## THE PROBLEM
Identify all lines below that hold "high" and collect them.

## RECORDS SHOWN
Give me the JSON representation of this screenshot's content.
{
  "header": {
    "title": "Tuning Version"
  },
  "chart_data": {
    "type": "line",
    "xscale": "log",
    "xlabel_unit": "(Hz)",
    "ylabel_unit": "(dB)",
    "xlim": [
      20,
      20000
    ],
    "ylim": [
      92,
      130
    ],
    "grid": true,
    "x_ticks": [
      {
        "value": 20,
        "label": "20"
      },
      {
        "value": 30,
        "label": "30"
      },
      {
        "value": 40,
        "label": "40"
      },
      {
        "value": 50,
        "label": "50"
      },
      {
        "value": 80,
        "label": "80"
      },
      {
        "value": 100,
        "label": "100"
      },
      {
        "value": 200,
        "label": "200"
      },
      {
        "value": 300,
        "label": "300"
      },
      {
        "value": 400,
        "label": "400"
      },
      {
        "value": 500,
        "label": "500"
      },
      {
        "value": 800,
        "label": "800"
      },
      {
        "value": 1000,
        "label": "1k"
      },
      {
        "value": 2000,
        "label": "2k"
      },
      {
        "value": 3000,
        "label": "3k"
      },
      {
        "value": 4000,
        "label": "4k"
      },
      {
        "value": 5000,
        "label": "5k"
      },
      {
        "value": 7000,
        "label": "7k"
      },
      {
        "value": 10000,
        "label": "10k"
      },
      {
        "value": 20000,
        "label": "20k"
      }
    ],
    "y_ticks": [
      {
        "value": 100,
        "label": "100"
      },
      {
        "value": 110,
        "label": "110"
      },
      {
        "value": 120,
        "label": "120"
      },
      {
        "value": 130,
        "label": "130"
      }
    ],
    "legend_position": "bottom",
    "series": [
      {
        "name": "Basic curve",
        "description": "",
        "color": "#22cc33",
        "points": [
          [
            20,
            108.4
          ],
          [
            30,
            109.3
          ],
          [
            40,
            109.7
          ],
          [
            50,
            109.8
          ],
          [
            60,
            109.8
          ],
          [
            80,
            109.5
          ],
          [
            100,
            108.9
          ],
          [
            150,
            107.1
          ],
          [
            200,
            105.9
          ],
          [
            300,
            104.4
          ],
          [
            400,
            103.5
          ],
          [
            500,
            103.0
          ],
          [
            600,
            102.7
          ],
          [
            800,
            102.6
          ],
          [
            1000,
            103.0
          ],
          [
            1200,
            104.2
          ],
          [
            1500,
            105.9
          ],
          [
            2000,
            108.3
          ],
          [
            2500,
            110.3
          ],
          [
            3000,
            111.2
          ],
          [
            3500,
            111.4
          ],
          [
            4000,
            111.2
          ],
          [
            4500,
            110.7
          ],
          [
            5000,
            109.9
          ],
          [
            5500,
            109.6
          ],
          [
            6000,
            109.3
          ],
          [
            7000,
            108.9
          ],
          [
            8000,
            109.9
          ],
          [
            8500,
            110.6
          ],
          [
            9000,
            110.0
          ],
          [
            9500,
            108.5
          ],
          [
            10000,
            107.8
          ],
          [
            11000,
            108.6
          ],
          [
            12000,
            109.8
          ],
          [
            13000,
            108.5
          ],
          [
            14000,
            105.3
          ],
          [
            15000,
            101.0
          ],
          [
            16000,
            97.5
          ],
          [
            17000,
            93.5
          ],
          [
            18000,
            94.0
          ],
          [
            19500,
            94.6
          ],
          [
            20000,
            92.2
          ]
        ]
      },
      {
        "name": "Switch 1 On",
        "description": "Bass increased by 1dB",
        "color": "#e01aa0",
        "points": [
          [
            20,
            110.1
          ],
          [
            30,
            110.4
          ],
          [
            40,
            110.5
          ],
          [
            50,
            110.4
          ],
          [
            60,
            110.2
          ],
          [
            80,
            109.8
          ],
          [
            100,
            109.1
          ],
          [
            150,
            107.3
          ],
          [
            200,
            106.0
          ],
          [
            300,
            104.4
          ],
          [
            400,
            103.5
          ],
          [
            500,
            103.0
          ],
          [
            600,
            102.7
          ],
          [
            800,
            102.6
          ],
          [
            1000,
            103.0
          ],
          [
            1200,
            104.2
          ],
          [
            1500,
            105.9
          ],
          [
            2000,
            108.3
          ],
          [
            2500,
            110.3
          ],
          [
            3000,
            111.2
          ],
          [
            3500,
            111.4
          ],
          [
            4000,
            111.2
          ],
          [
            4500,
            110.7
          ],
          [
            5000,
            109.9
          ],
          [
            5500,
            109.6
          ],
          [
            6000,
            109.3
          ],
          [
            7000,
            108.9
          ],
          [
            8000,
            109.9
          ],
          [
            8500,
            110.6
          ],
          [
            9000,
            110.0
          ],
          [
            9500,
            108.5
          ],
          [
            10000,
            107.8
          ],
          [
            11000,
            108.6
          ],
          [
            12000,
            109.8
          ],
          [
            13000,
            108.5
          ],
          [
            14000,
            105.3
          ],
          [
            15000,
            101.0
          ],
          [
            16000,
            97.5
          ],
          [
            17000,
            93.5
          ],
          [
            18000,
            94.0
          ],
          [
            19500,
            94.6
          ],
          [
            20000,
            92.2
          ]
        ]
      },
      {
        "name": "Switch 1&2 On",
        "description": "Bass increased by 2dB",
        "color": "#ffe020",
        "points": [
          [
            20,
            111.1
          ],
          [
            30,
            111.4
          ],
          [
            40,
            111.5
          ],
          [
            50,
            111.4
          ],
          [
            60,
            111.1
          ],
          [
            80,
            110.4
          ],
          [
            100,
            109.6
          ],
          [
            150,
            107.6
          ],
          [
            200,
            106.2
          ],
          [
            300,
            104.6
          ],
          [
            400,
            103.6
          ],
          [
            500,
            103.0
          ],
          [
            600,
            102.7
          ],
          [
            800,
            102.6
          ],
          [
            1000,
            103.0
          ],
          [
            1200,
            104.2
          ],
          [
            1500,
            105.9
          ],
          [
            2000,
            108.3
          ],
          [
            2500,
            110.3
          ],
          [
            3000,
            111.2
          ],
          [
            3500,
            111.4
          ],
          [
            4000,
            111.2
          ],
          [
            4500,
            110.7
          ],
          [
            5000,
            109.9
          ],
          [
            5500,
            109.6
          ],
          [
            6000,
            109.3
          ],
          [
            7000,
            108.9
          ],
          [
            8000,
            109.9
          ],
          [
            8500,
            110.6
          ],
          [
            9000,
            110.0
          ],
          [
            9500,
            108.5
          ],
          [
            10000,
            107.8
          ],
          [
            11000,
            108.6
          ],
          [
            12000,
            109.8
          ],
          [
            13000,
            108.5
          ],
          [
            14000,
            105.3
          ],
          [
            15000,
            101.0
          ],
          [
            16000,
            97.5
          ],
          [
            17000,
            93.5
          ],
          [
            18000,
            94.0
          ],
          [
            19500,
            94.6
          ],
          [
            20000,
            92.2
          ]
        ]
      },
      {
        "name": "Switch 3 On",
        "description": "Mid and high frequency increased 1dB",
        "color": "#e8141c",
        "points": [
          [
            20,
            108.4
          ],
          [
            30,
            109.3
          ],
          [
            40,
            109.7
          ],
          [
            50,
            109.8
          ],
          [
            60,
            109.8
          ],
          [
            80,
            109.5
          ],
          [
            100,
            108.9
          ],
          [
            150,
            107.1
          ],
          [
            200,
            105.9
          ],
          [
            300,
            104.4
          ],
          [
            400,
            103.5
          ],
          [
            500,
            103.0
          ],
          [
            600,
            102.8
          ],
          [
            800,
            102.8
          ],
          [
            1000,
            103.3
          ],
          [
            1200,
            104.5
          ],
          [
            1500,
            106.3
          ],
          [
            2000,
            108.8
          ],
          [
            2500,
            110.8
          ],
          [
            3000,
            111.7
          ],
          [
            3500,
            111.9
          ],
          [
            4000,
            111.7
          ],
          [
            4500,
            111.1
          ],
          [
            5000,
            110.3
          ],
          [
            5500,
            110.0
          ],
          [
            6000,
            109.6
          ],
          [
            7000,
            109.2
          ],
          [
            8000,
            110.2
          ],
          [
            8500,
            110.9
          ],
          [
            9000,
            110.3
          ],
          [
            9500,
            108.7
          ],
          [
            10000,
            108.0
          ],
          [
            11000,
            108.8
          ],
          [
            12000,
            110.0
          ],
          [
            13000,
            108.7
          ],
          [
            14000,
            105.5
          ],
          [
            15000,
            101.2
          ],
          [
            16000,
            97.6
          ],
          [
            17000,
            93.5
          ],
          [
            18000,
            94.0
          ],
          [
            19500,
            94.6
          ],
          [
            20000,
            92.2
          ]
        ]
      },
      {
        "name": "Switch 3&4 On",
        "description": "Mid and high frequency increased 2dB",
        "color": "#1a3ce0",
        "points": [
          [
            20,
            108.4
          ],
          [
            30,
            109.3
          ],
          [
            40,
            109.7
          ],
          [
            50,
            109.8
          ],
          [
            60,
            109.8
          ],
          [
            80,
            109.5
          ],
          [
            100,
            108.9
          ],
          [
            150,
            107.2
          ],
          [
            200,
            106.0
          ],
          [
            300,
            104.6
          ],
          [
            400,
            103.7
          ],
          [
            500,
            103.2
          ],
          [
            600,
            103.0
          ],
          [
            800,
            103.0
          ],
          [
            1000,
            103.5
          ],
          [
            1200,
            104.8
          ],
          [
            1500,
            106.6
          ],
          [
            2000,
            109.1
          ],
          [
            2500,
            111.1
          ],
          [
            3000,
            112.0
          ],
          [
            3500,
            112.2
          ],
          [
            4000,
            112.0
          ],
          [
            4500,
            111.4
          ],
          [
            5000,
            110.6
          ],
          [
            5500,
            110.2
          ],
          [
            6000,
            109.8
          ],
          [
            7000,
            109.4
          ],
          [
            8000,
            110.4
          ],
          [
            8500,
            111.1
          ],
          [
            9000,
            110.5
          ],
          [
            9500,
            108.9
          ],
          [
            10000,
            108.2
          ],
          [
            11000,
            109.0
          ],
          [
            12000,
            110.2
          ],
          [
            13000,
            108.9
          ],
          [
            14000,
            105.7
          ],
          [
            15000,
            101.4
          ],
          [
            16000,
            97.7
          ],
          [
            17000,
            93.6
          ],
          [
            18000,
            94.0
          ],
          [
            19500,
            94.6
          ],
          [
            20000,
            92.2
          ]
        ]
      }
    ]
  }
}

## ANSWER TO THE PROBLEM
        "description": "Mid and high frequency increased 1dB",
        "description": "Mid and high frequency increased 2dB",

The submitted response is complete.